### WRITTEN REQUEST
Write out the material again exactly, please, and omit the pictures.
____
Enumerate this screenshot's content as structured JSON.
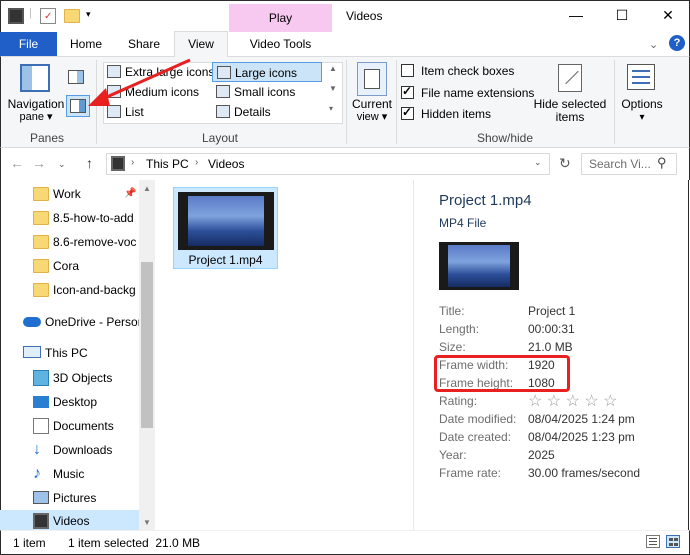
{
  "window": {
    "title": "Videos",
    "context_tab": "Play",
    "controls": {
      "minimize": "—",
      "maximize": "☐",
      "close": "✕"
    }
  },
  "ribbon_tabs": {
    "file": "File",
    "home": "Home",
    "share": "Share",
    "view": "View",
    "video_tools": "Video Tools"
  },
  "ribbon": {
    "panes": {
      "navigation_pane_line1": "Navigation",
      "navigation_pane_line2": "pane ▾",
      "group_label": "Panes"
    },
    "layout": {
      "items": [
        "Extra large icons",
        "Large icons",
        "Medium icons",
        "Small icons",
        "List",
        "Details"
      ],
      "selected": "Large icons",
      "group_label": "Layout"
    },
    "current_view": {
      "line1": "Current",
      "line2": "view ▾"
    },
    "show_hide": {
      "item_check_boxes": {
        "label": "Item check boxes",
        "checked": false
      },
      "file_name_extensions": {
        "label": "File name extensions",
        "checked": true
      },
      "hidden_items": {
        "label": "Hidden items",
        "checked": true
      },
      "hide_selected_line1": "Hide selected",
      "hide_selected_line2": "items",
      "group_label": "Show/hide"
    },
    "options": {
      "line1": "Options",
      "line2": "▾"
    }
  },
  "address": {
    "path": [
      "This PC",
      "Videos"
    ],
    "separator": "›",
    "search_placeholder": "Search Vi..."
  },
  "nav_pane": {
    "quick_access": [
      "Work",
      "8.5-how-to-add",
      "8.6-remove-voc",
      "Cora",
      "Icon-and-backg"
    ],
    "onedrive": "OneDrive - Person",
    "this_pc": "This PC",
    "this_pc_items": [
      "3D Objects",
      "Desktop",
      "Documents",
      "Downloads",
      "Music",
      "Pictures",
      "Videos"
    ]
  },
  "content": {
    "file_name": "Project 1.mp4"
  },
  "details": {
    "title": "Project 1.mp4",
    "type": "MP4 File",
    "properties": [
      {
        "k": "Title:",
        "v": "Project 1"
      },
      {
        "k": "Length:",
        "v": "00:00:31"
      },
      {
        "k": "Size:",
        "v": "21.0 MB"
      },
      {
        "k": "Frame width:",
        "v": "1920"
      },
      {
        "k": "Frame height:",
        "v": "1080"
      },
      {
        "k": "Rating:",
        "v": "☆ ☆ ☆ ☆ ☆"
      },
      {
        "k": "Date modified:",
        "v": "08/04/2025 1:24 pm"
      },
      {
        "k": "Date created:",
        "v": "08/04/2025 1:23 pm"
      },
      {
        "k": "Year:",
        "v": "2025"
      },
      {
        "k": "Frame rate:",
        "v": "30.00 frames/second"
      }
    ]
  },
  "status": {
    "count": "1 item",
    "selection": "1 item selected  21.0 MB"
  },
  "annotation_color": "#e8201f",
  "accent": "#1f5fc7"
}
____
### EXERCISE SOLUTION
Enumerate this screenshot's content as structured JSON.
{
  "window": {
    "title": "Videos",
    "context_tab": "Play",
    "controls": {
      "minimize": "—",
      "maximize": "☐",
      "close": "✕"
    }
  },
  "ribbon_tabs": {
    "file": "File",
    "home": "Home",
    "share": "Share",
    "view": "View",
    "video_tools": "Video Tools"
  },
  "ribbon": {
    "panes": {
      "navigation_pane_line1": "Navigation",
      "navigation_pane_line2": "pane ▾",
      "group_label": "Panes"
    },
    "layout": {
      "items": [
        "Extra large icons",
        "Large icons",
        "Medium icons",
        "Small icons",
        "List",
        "Details"
      ],
      "selected": "Large icons",
      "group_label": "Layout"
    },
    "current_view": {
      "line1": "Current",
      "line2": "view ▾"
    },
    "show_hide": {
      "item_check_boxes": {
        "label": "Item check boxes",
        "checked": false
      },
      "file_name_extensions": {
        "label": "File name extensions",
        "checked": true
      },
      "hidden_items": {
        "label": "Hidden items",
        "checked": true
      },
      "hide_selected_line1": "Hide selected",
      "hide_selected_line2": "items",
      "group_label": "Show/hide"
    },
    "options": {
      "line1": "Options",
      "line2": "▾"
    }
  },
  "address": {
    "path": [
      "This PC",
      "Videos"
    ],
    "separator": "›",
    "search_placeholder": "Search Vi..."
  },
  "nav_pane": {
    "quick_access": [
      "Work",
      "8.5-how-to-add",
      "8.6-remove-voc",
      "Cora",
      "Icon-and-backg"
    ],
    "onedrive": "OneDrive - Person",
    "this_pc": "This PC",
    "this_pc_items": [
      "3D Objects",
      "Desktop",
      "Documents",
      "Downloads",
      "Music",
      "Pictures",
      "Videos"
    ]
  },
  "content": {
    "file_name": "Project 1.mp4"
  },
  "details": {
    "title": "Project 1.mp4",
    "type": "MP4 File",
    "properties": [
      {
        "k": "Title:",
        "v": "Project 1"
      },
      {
        "k": "Length:",
        "v": "00:00:31"
      },
      {
        "k": "Size:",
        "v": "21.0 MB"
      },
      {
        "k": "Frame width:",
        "v": "1920"
      },
      {
        "k": "Frame height:",
        "v": "1080"
      },
      {
        "k": "Rating:",
        "v": "☆ ☆ ☆ ☆ ☆"
      },
      {
        "k": "Date modified:",
        "v": "08/04/2025 1:24 pm"
      },
      {
        "k": "Date created:",
        "v": "08/04/2025 1:23 pm"
      },
      {
        "k": "Year:",
        "v": "2025"
      },
      {
        "k": "Frame rate:",
        "v": "30.00 frames/second"
      }
    ]
  },
  "status": {
    "count": "1 item",
    "selection": "1 item selected  21.0 MB"
  },
  "annotation_color": "#e8201f",
  "accent": "#1f5fc7"
}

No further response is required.